#### Provided data
= = = = = = =

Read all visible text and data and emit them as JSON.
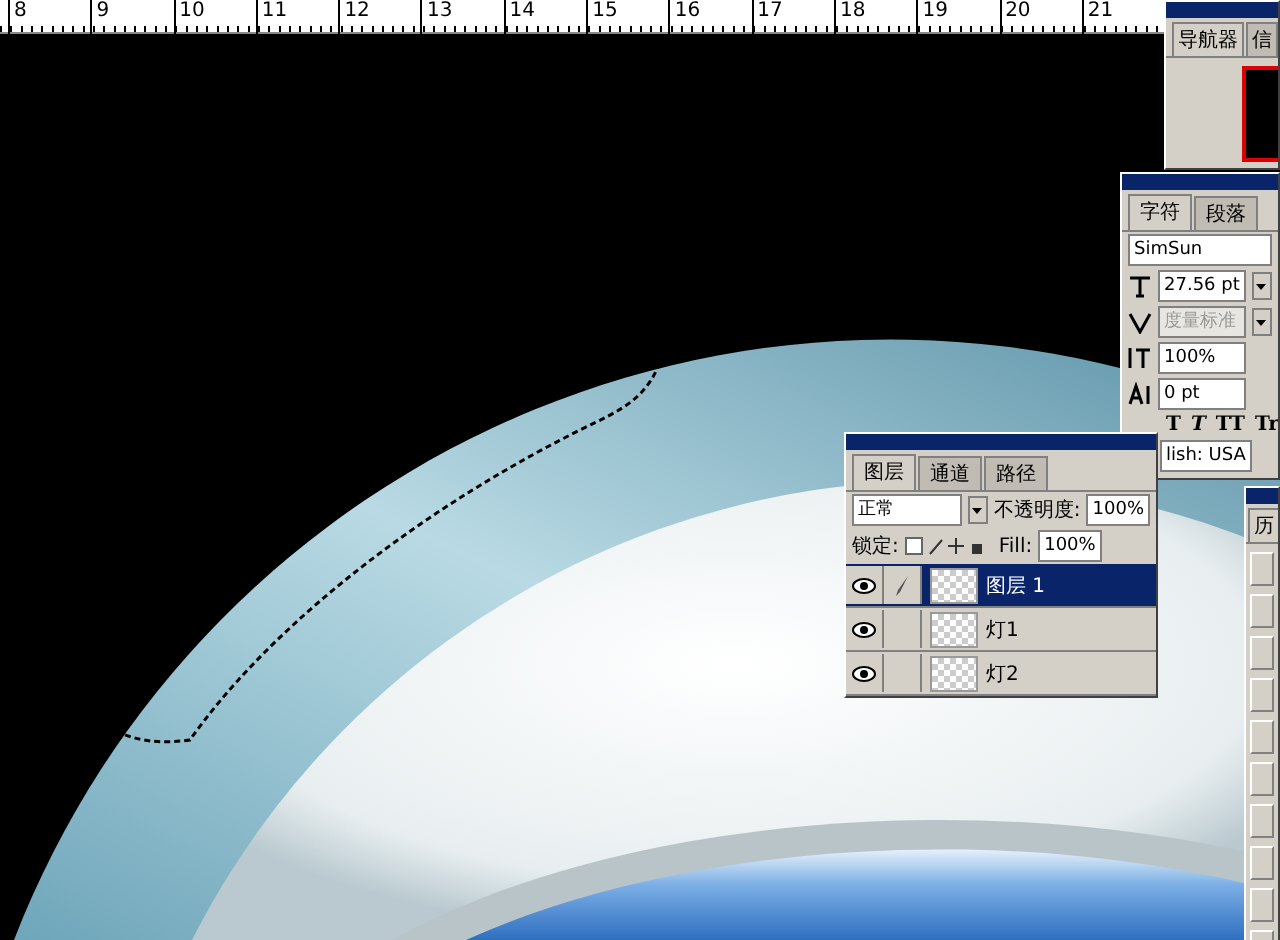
{
  "ruler": {
    "labels": [
      "8",
      "9",
      "10",
      "11",
      "12",
      "13",
      "14",
      "15",
      "16",
      "17",
      "18",
      "19",
      "20",
      "21"
    ]
  },
  "navigator_panel": {
    "tabs": [
      {
        "label": "导航器",
        "selected": true
      },
      {
        "label": "信",
        "selected": false
      }
    ]
  },
  "character_panel": {
    "tabs": [
      {
        "label": "字符",
        "selected": true
      },
      {
        "label": "段落",
        "selected": false
      }
    ],
    "font": "SimSun",
    "size": "27.56 pt",
    "kerning": {
      "value": "度量标准",
      "disabled": true
    },
    "scale": "100%",
    "baseline": "0 pt",
    "style_buttons": [
      "T",
      "T",
      "TT",
      "Tr"
    ],
    "language": "lish: USA"
  },
  "layers_panel": {
    "tabs": [
      {
        "label": "图层",
        "selected": true
      },
      {
        "label": "通道",
        "selected": false
      },
      {
        "label": "路径",
        "selected": false
      }
    ],
    "blend_mode": "正常",
    "opacity_label": "不透明度:",
    "opacity": "100%",
    "lock_label": "锁定:",
    "fill_label": "Fill:",
    "fill": "100%",
    "layers": [
      {
        "name": "图层 1",
        "visible": true,
        "selected": true
      },
      {
        "name": "灯1",
        "visible": true,
        "selected": false
      },
      {
        "name": "灯2",
        "visible": true,
        "selected": false
      }
    ]
  },
  "history_panel": {
    "tab": "历"
  }
}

= = = = = = =

#### Exercise brief
Transcribe the material exactly, leaving every picture out.

#### Exercise result
Read all visible text and data and emit them as JSON.
{
  "ruler": {
    "labels": [
      "8",
      "9",
      "10",
      "11",
      "12",
      "13",
      "14",
      "15",
      "16",
      "17",
      "18",
      "19",
      "20",
      "21"
    ]
  },
  "navigator_panel": {
    "tabs": [
      {
        "label": "导航器",
        "selected": true
      },
      {
        "label": "信",
        "selected": false
      }
    ]
  },
  "character_panel": {
    "tabs": [
      {
        "label": "字符",
        "selected": true
      },
      {
        "label": "段落",
        "selected": false
      }
    ],
    "font": "SimSun",
    "size": "27.56 pt",
    "kerning": {
      "value": "度量标准",
      "disabled": true
    },
    "scale": "100%",
    "baseline": "0 pt",
    "style_buttons": [
      "T",
      "T",
      "TT",
      "Tr"
    ],
    "language": "lish: USA"
  },
  "layers_panel": {
    "tabs": [
      {
        "label": "图层",
        "selected": true
      },
      {
        "label": "通道",
        "selected": false
      },
      {
        "label": "路径",
        "selected": false
      }
    ],
    "blend_mode": "正常",
    "opacity_label": "不透明度:",
    "opacity": "100%",
    "lock_label": "锁定:",
    "fill_label": "Fill:",
    "fill": "100%",
    "layers": [
      {
        "name": "图层 1",
        "visible": true,
        "selected": true
      },
      {
        "name": "灯1",
        "visible": true,
        "selected": false
      },
      {
        "name": "灯2",
        "visible": true,
        "selected": false
      }
    ]
  },
  "history_panel": {
    "tab": "历"
  }
}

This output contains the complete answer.